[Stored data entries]
○ ○ ○ ○ ○ ○ ○
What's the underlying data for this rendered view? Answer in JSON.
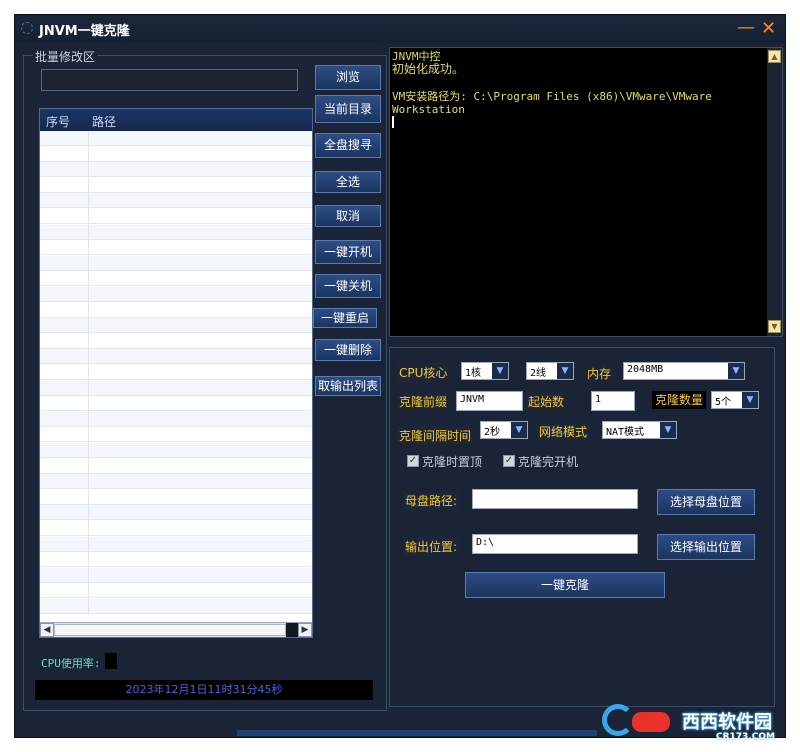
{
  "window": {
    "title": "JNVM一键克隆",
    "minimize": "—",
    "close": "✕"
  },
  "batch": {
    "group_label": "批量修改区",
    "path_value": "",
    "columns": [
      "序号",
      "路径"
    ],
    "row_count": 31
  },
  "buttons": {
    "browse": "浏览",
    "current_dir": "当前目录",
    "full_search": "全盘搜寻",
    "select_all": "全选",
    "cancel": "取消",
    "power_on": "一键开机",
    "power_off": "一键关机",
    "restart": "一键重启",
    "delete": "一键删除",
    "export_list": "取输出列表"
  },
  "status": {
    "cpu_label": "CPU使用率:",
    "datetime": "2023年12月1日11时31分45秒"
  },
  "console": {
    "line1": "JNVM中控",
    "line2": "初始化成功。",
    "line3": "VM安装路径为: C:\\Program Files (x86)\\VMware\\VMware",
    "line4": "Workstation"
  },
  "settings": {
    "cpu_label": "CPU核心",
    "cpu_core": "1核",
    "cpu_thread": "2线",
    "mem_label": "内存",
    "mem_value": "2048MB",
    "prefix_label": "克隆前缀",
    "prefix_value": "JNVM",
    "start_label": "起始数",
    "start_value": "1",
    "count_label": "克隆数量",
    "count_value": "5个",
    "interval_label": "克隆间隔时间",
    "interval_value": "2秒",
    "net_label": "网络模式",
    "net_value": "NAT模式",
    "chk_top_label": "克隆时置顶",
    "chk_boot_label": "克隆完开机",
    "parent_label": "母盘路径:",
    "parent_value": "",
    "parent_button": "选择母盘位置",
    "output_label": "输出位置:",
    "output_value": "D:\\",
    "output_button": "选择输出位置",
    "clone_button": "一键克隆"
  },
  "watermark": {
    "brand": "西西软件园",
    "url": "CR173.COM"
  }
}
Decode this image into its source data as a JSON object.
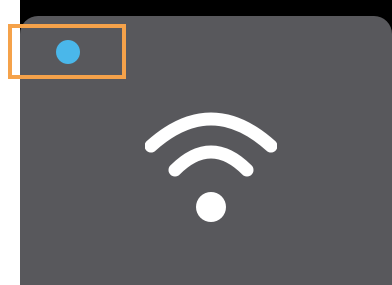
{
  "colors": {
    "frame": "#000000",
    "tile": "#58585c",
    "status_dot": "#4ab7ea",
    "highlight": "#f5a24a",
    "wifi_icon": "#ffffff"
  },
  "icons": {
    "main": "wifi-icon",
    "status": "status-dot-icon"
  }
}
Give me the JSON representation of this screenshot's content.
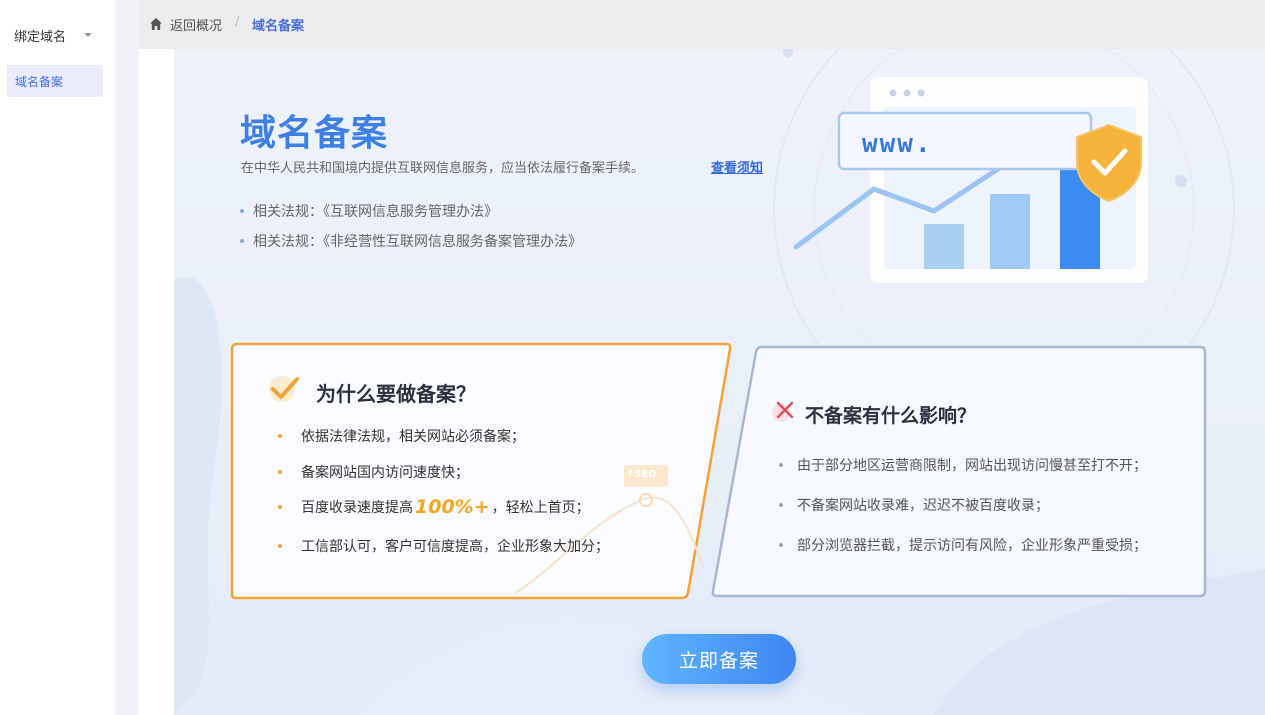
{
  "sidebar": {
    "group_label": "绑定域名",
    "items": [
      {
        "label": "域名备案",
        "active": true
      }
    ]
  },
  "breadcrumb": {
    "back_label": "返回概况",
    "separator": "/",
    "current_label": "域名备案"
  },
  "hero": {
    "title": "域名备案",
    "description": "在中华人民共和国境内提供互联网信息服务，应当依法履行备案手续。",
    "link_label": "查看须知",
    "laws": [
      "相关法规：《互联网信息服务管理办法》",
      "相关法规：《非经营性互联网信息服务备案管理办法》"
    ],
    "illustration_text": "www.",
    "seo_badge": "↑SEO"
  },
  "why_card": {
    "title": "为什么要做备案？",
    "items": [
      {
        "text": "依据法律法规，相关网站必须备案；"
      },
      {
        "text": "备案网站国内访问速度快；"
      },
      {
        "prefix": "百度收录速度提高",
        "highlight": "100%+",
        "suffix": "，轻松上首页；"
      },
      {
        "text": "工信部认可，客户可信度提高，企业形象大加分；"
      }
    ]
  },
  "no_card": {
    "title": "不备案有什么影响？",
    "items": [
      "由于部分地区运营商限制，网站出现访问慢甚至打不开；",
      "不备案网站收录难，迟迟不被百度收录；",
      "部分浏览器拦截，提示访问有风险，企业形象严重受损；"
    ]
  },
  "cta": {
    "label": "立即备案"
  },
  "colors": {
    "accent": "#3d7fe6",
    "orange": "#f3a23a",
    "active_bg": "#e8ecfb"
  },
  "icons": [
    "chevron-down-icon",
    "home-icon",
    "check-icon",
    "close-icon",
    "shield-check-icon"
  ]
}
○ ○ ○ ○ ○ ○ ○
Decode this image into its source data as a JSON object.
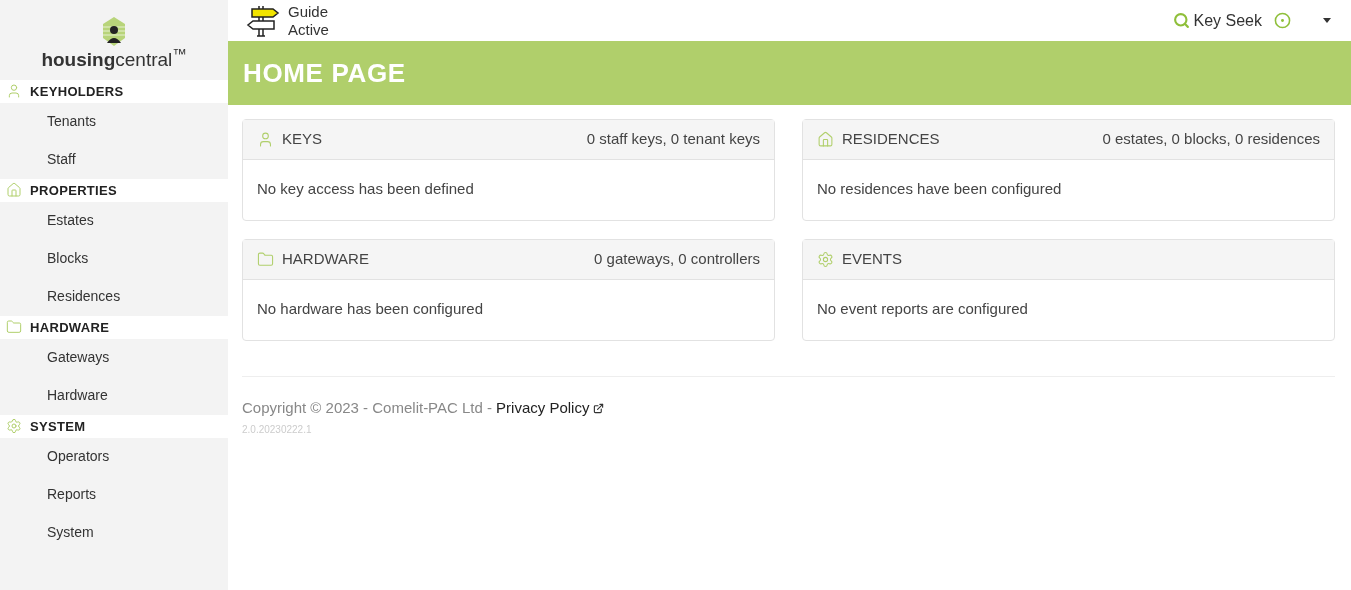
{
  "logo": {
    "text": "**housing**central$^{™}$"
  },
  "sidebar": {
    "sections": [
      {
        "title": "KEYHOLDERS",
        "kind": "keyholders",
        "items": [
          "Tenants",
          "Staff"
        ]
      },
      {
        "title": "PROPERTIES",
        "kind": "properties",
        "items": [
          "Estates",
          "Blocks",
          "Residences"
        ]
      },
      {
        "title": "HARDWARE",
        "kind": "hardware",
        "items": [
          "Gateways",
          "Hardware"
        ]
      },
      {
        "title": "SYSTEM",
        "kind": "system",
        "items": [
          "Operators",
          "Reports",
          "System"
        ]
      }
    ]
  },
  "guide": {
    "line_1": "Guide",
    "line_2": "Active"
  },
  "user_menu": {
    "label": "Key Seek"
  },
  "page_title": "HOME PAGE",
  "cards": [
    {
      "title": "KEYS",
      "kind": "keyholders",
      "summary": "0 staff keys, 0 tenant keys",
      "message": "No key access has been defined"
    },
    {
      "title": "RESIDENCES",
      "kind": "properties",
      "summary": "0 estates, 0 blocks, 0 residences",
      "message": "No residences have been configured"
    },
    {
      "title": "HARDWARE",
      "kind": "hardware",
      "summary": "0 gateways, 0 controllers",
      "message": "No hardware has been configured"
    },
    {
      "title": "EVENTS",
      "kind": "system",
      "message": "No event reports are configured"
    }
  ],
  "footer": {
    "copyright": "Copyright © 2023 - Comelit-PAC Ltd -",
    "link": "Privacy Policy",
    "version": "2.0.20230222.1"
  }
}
○ ○ ○ ○ ○ ○ ○
Pick out the lines containing the word "kind" and show them.

        "kind": "keyholders",
        "kind": "properties",
        "kind": "hardware",
        "kind": "system",
      "kind": "keyholders",
      "kind": "properties",
      "kind": "hardware",
      "kind": "system",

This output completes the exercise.